#### Source records
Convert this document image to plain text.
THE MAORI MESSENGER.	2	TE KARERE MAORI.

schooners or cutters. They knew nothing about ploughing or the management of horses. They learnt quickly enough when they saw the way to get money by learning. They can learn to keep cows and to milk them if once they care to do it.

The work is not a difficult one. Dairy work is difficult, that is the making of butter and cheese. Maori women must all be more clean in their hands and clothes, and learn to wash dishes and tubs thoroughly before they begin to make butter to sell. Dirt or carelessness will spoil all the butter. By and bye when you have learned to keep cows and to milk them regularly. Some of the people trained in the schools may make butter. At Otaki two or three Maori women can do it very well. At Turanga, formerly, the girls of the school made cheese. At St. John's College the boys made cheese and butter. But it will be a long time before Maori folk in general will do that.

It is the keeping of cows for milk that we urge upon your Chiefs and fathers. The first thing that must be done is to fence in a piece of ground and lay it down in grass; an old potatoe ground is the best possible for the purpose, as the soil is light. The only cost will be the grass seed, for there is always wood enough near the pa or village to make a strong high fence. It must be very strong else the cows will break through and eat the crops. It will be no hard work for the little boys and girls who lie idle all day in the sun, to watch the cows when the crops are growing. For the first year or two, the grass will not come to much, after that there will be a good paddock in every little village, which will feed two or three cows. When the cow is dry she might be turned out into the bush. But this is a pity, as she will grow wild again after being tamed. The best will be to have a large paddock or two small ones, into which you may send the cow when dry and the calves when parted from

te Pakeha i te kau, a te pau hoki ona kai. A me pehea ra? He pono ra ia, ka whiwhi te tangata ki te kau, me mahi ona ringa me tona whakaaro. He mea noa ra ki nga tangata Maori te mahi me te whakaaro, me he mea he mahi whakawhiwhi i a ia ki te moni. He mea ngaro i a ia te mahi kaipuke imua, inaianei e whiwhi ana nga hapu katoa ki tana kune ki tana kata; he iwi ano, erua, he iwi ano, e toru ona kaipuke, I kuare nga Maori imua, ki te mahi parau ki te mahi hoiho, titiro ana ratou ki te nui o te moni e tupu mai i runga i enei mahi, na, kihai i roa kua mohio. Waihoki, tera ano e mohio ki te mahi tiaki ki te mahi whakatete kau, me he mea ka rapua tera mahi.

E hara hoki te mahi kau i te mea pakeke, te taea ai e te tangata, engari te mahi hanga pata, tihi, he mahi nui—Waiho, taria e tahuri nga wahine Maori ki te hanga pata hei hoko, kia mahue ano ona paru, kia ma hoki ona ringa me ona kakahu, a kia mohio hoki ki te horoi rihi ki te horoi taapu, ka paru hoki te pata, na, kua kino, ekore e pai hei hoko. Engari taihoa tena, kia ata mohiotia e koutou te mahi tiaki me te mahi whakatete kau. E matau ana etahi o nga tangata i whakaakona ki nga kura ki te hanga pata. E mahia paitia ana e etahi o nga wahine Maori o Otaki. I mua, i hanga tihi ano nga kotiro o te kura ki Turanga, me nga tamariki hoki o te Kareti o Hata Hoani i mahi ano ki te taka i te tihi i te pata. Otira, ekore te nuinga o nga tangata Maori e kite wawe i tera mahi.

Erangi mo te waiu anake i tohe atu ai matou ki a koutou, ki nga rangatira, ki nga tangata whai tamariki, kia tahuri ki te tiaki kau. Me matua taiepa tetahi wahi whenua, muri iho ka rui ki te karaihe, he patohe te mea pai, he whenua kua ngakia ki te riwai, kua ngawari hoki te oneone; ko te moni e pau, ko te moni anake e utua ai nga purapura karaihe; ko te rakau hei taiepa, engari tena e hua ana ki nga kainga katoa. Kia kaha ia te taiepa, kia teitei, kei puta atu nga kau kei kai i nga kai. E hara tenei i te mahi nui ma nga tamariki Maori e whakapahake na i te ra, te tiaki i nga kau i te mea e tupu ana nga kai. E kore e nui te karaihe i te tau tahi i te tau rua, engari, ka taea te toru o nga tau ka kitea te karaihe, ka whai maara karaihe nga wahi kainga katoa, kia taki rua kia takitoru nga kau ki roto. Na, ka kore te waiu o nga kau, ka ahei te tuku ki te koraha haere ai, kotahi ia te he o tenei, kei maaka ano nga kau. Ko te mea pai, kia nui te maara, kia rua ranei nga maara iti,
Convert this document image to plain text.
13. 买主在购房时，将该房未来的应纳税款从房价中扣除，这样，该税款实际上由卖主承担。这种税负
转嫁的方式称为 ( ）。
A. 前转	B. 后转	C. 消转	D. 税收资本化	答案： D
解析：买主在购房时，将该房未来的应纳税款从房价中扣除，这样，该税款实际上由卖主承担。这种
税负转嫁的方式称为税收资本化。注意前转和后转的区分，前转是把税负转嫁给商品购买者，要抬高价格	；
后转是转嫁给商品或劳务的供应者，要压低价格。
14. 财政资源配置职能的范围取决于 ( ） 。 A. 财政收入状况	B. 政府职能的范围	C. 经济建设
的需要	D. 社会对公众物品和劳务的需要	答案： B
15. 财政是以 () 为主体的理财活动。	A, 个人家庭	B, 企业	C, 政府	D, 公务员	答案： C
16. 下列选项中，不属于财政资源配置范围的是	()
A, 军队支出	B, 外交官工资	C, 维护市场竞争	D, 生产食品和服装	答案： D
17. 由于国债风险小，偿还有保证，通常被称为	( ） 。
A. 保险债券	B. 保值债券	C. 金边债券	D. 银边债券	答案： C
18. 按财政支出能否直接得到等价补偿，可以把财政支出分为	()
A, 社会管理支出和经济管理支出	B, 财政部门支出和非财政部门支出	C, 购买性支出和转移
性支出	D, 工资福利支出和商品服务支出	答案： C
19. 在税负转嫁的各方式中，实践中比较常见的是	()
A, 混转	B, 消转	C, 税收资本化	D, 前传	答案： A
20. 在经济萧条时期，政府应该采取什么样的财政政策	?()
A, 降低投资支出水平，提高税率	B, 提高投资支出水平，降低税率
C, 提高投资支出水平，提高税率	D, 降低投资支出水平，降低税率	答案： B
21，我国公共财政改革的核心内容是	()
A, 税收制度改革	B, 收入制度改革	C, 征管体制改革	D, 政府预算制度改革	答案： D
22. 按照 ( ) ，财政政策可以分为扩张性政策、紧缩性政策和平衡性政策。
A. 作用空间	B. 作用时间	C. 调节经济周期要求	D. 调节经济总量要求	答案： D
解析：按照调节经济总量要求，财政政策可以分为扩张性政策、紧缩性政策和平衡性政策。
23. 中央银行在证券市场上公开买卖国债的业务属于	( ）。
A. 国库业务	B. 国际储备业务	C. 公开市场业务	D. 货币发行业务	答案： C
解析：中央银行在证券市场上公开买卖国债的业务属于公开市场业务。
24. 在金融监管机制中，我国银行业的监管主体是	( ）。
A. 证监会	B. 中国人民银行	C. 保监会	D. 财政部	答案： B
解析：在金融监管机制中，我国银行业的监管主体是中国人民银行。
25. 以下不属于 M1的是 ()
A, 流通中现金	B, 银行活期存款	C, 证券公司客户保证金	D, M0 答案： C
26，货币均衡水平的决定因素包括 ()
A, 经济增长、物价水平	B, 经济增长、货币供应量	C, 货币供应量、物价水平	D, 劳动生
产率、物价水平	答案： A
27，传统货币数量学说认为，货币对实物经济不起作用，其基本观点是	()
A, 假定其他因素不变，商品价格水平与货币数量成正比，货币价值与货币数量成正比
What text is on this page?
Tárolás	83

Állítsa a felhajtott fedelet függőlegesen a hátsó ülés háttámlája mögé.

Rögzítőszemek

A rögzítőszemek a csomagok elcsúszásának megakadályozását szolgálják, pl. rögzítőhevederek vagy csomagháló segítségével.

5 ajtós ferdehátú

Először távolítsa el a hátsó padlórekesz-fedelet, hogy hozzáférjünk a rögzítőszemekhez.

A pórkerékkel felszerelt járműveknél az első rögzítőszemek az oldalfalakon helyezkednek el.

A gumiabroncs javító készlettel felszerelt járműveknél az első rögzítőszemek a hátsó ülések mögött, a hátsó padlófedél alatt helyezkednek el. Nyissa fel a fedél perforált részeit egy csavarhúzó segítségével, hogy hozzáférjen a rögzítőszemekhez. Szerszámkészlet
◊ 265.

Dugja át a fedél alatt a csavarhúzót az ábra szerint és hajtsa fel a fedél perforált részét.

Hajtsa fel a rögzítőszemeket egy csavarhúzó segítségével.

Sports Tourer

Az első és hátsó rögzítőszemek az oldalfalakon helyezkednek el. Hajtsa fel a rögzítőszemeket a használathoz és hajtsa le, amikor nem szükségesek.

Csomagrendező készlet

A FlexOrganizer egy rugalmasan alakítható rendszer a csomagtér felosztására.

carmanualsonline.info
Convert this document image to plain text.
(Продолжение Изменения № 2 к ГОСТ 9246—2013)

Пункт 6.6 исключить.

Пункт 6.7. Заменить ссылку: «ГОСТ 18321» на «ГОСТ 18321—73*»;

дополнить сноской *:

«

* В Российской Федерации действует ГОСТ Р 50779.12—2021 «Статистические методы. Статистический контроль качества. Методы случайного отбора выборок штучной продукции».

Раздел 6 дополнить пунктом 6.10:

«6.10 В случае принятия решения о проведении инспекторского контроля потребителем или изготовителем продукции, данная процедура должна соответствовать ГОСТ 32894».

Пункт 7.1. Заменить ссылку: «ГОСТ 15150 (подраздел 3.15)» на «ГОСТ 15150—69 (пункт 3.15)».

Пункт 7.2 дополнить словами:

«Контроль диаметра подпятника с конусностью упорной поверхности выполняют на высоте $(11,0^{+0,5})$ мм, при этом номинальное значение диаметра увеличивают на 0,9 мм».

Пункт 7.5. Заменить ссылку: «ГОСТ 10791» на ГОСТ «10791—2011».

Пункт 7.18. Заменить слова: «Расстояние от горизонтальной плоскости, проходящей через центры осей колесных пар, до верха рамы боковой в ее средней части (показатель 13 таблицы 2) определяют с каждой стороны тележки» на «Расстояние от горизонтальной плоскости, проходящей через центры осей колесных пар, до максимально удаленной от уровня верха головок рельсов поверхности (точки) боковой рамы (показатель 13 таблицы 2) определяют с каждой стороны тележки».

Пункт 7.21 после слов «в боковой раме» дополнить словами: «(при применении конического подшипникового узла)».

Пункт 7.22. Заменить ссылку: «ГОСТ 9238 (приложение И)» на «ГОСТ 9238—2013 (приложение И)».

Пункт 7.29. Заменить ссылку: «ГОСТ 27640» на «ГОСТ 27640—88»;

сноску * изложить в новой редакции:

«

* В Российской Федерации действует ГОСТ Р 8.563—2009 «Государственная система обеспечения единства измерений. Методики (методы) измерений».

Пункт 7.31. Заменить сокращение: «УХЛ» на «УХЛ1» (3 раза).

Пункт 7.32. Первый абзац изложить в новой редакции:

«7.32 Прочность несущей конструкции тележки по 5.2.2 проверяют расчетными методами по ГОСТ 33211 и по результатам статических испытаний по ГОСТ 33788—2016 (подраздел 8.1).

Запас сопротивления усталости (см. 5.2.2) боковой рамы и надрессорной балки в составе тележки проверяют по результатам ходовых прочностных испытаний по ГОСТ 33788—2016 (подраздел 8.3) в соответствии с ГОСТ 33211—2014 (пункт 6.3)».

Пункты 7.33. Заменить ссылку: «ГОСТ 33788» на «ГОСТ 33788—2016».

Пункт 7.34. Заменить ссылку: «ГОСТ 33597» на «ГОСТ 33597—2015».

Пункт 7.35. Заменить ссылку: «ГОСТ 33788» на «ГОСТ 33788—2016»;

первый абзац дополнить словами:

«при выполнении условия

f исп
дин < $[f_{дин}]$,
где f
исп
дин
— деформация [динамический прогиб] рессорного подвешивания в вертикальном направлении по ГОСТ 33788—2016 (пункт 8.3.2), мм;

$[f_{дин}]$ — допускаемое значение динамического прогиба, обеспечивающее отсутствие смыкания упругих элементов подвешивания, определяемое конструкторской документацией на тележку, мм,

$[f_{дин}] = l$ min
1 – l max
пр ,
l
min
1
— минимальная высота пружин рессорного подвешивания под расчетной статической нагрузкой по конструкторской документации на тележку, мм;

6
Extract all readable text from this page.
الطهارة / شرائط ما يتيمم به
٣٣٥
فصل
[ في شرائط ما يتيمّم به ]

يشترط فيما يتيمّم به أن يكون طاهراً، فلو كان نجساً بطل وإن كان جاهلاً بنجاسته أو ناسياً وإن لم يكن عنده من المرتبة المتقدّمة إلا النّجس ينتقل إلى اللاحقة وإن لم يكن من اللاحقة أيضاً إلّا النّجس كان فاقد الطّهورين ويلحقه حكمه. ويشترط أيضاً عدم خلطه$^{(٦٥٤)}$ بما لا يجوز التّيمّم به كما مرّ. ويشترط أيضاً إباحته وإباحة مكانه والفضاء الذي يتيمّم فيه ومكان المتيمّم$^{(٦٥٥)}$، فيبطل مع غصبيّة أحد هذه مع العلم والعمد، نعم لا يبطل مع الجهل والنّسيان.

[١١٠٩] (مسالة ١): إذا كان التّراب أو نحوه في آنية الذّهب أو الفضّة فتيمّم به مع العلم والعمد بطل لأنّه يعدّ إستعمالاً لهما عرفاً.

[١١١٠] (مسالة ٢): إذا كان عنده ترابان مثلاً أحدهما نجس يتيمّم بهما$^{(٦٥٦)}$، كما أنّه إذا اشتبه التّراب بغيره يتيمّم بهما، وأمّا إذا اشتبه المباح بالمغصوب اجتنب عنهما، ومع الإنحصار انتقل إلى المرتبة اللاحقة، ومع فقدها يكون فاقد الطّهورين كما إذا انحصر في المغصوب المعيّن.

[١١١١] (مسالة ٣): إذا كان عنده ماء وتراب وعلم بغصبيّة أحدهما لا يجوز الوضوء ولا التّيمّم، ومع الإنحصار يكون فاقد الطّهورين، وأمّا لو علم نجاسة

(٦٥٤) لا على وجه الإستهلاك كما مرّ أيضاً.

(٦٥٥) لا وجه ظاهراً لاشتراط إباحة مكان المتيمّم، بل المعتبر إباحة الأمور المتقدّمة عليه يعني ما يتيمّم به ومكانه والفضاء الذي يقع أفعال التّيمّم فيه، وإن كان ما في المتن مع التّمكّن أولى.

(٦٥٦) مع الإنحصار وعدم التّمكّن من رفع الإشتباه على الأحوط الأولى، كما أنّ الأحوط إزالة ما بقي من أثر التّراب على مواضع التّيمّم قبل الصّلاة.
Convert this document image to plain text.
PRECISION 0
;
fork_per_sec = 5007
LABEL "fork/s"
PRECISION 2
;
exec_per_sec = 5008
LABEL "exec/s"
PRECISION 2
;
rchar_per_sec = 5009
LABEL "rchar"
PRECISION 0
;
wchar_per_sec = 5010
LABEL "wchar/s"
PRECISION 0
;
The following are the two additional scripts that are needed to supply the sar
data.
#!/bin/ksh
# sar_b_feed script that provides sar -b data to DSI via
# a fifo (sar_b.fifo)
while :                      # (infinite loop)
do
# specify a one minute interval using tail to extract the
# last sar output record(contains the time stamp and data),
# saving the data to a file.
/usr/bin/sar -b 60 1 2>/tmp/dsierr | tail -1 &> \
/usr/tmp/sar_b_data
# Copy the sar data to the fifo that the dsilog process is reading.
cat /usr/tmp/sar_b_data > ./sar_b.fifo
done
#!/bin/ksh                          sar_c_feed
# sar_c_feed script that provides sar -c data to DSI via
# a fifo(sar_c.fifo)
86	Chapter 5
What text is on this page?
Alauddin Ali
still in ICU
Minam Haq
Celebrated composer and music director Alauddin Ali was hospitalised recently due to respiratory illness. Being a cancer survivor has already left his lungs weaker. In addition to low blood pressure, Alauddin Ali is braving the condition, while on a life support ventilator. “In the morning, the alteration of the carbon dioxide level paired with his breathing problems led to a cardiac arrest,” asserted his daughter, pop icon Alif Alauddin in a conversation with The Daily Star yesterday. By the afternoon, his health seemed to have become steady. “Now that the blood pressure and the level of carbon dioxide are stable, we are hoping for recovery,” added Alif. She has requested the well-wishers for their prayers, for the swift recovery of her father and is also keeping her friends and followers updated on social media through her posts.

#### What is required
Pull every line containing "Федерации" out of the records.

#### Finished answer
* В Российской Федерации действует ГОСТ Р 50779.12—2021 «Статистические методы. Статистический контроль качества. Методы случайного отбора выборок штучной продукции».
* В Российской Федерации действует ГОСТ Р 8.563—2009 «Государственная система обеспечения единства измерений. Методики (методы) измерений».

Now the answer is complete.